Directions for this task: Your task is to reproduce the entries below word for word.

====== Input ======

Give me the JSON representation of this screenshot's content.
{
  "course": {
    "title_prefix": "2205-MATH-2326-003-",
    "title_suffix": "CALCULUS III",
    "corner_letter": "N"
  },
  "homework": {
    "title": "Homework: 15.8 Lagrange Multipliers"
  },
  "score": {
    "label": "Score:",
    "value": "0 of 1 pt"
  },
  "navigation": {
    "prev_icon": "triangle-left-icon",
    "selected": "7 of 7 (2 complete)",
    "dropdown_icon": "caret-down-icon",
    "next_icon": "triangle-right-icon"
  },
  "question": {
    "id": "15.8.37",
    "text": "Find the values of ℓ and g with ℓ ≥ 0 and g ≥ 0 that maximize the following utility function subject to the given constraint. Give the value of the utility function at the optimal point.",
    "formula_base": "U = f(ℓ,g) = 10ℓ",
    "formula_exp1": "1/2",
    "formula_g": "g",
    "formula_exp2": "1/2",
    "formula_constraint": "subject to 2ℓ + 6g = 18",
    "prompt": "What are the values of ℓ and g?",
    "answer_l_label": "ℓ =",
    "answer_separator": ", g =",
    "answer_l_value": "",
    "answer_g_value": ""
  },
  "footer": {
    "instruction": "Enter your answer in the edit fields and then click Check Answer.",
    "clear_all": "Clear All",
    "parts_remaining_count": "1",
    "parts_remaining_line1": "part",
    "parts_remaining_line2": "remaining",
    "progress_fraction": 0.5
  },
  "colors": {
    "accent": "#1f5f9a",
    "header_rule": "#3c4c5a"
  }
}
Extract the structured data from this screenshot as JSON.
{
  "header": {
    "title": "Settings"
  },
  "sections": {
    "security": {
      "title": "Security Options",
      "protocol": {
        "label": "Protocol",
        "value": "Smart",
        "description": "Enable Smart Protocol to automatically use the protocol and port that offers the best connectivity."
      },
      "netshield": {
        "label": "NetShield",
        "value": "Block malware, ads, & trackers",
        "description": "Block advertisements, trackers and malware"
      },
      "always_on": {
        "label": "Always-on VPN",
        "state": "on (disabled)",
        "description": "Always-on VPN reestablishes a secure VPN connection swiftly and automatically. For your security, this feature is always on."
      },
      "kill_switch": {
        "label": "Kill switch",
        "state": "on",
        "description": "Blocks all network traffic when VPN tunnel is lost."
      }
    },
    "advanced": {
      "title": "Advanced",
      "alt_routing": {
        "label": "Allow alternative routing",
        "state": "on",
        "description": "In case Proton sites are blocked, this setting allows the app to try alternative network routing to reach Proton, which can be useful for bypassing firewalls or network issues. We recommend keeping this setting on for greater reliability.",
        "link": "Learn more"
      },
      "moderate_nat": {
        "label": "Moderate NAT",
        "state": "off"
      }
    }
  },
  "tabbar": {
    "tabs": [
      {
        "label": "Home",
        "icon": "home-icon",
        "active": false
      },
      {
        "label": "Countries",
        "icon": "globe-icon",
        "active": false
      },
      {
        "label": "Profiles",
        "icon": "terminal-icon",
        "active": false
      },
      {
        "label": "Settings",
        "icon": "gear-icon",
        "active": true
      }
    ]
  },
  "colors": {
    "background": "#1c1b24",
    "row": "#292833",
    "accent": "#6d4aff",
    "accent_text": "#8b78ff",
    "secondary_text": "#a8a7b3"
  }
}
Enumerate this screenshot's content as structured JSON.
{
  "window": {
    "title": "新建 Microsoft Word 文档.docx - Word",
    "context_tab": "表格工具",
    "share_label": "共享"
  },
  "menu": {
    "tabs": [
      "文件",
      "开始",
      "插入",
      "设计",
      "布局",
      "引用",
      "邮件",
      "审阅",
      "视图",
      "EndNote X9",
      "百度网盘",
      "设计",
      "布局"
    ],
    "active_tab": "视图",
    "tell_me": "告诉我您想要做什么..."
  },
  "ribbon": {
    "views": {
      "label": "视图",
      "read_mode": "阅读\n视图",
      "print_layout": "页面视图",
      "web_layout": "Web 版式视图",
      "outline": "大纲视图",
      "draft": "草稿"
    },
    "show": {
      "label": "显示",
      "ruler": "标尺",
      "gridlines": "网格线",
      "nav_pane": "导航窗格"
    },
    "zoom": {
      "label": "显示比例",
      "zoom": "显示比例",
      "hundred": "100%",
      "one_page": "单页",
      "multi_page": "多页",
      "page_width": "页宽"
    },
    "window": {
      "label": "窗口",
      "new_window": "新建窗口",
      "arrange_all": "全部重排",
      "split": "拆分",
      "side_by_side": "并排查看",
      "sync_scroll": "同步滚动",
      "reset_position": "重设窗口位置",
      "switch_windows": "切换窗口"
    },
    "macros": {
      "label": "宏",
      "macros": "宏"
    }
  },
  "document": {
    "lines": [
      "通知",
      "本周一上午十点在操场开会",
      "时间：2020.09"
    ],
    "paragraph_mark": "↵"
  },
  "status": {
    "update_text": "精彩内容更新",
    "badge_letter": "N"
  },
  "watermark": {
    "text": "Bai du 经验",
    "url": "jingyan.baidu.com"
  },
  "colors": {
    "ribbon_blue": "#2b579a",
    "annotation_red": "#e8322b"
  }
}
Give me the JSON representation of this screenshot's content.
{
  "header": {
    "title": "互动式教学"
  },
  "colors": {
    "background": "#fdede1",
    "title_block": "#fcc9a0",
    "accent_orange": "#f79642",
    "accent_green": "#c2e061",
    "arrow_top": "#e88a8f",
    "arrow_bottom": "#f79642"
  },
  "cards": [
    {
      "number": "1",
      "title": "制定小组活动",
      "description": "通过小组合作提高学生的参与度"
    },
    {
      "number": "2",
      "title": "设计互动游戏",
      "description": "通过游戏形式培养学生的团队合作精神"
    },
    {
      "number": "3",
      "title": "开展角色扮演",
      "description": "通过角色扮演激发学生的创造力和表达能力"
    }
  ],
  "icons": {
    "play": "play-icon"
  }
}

======

Solution to the problem:
Give me the JSON representation of this screenshot's content.
{
  "course": {
    "title_prefix": "2205-MATH-2326-003-",
    "title_suffix": "CALCULUS III",
    "corner_letter": "N"
  },
  "homework": {
    "title": "Homework: 15.8 Lagrange Multipliers"
  },
  "score": {
    "label": "Score:",
    "value": "0 of 1 pt"
  },
  "navigation": {
    "prev_icon": "triangle-left-icon",
    "selected": "7 of 7 (2 complete)",
    "dropdown_icon": "caret-down-icon",
    "next_icon": "triangle-right-icon"
  },
  "question": {
    "id": "15.8.37",
    "text": "Find the values of ℓ and g with ℓ ≥ 0 and g ≥ 0 that maximize the following utility function subject to the given constraint. Give the value of the utility function at the optimal point.",
    "formula_base": "U = f(ℓ,g) = 10ℓ",
    "formula_exp1": "1/2",
    "formula_g": "g",
    "formula_exp2": "1/2",
    "formula_constraint": "subject to 2ℓ + 6g = 18",
    "prompt": "What are the values of ℓ and g?",
    "answer_l_label": "ℓ =",
    "answer_separator": ", g =",
    "answer_l_value": "",
    "answer_g_value": ""
  },
  "footer": {
    "instruction": "Enter your answer in the edit fields and then click Check Answer.",
    "clear_all": "Clear All",
    "parts_remaining_count": "1",
    "parts_remaining_line1": "part",
    "parts_remaining_line2": "remaining",
    "progress_fraction": 0.5
  },
  "colors": {
    "accent": "#1f5f9a",
    "header_rule": "#3c4c5a"
  }
}
Extract the structured data from this screenshot as JSON.
{
  "header": {
    "title": "Settings"
  },
  "sections": {
    "security": {
      "title": "Security Options",
      "protocol": {
        "label": "Protocol",
        "value": "Smart",
        "description": "Enable Smart Protocol to automatically use the protocol and port that offers the best connectivity."
      },
      "netshield": {
        "label": "NetShield",
        "value": "Block malware, ads, & trackers",
        "description": "Block advertisements, trackers and malware"
      },
      "always_on": {
        "label": "Always-on VPN",
        "state": "on (disabled)",
        "description": "Always-on VPN reestablishes a secure VPN connection swiftly and automatically. For your security, this feature is always on."
      },
      "kill_switch": {
        "label": "Kill switch",
        "state": "on",
        "description": "Blocks all network traffic when VPN tunnel is lost."
      }
    },
    "advanced": {
      "title": "Advanced",
      "alt_routing": {
        "label": "Allow alternative routing",
        "state": "on",
        "description": "In case Proton sites are blocked, this setting allows the app to try alternative network routing to reach Proton, which can be useful for bypassing firewalls or network issues. We recommend keeping this setting on for greater reliability.",
        "link": "Learn more"
      },
      "moderate_nat": {
        "label": "Moderate NAT",
        "state": "off"
      }
    }
  },
  "tabbar": {
    "tabs": [
      {
        "label": "Home",
        "icon": "home-icon",
        "active": false
      },
      {
        "label": "Countries",
        "icon": "globe-icon",
        "active": false
      },
      {
        "label": "Profiles",
        "icon": "terminal-icon",
        "active": false
      },
      {
        "label": "Settings",
        "icon": "gear-icon",
        "active": true
      }
    ]
  },
  "colors": {
    "background": "#1c1b24",
    "row": "#292833",
    "accent": "#6d4aff",
    "accent_text": "#8b78ff",
    "secondary_text": "#a8a7b3"
  }
}
Enumerate this screenshot's content as structured JSON.
{
  "window": {
    "title": "新建 Microsoft Word 文档.docx - Word",
    "context_tab": "表格工具",
    "share_label": "共享"
  },
  "menu": {
    "tabs": [
      "文件",
      "开始",
      "插入",
      "设计",
      "布局",
      "引用",
      "邮件",
      "审阅",
      "视图",
      "EndNote X9",
      "百度网盘",
      "设计",
      "布局"
    ],
    "active_tab": "视图",
    "tell_me": "告诉我您想要做什么..."
  },
  "ribbon": {
    "views": {
      "label": "视图",
      "read_mode": "阅读\n视图",
      "print_layout": "页面视图",
      "web_layout": "Web 版式视图",
      "outline": "大纲视图",
      "draft": "草稿"
    },
    "show": {
      "label": "显示",
      "ruler": "标尺",
      "gridlines": "网格线",
      "nav_pane": "导航窗格"
    },
    "zoom": {
      "label": "显示比例",
      "zoom": "显示比例",
      "hundred": "100%",
      "one_page": "单页",
      "multi_page": "多页",
      "page_width": "页宽"
    },
    "window": {
      "label": "窗口",
      "new_window": "新建窗口",
      "arrange_all": "全部重排",
      "split": "拆分",
      "side_by_side": "并排查看",
      "sync_scroll": "同步滚动",
      "reset_position": "重设窗口位置",
      "switch_windows": "切换窗口"
    },
    "macros": {
      "label": "宏",
      "macros": "宏"
    }
  },
  "document": {
    "lines": [
      "通知",
      "本周一上午十点在操场开会",
      "时间：2020.09"
    ],
    "paragraph_mark": "↵"
  },
  "status": {
    "update_text": "精彩内容更新",
    "badge_letter": "N"
  },
  "watermark": {
    "text": "Bai du 经验",
    "url": "jingyan.baidu.com"
  },
  "colors": {
    "ribbon_blue": "#2b579a",
    "annotation_red": "#e8322b"
  }
}
Give me the JSON representation of this screenshot's content.
{
  "header": {
    "title": "互动式教学"
  },
  "colors": {
    "background": "#fdede1",
    "title_block": "#fcc9a0",
    "accent_orange": "#f79642",
    "accent_green": "#c2e061",
    "arrow_top": "#e88a8f",
    "arrow_bottom": "#f79642"
  },
  "cards": [
    {
      "number": "1",
      "title": "制定小组活动",
      "description": "通过小组合作提高学生的参与度"
    },
    {
      "number": "2",
      "title": "设计互动游戏",
      "description": "通过游戏形式培养学生的团队合作精神"
    },
    {
      "number": "3",
      "title": "开展角色扮演",
      "description": "通过角色扮演激发学生的创造力和表达能力"
    }
  ],
  "icons": {
    "play": "play-icon"
  }
}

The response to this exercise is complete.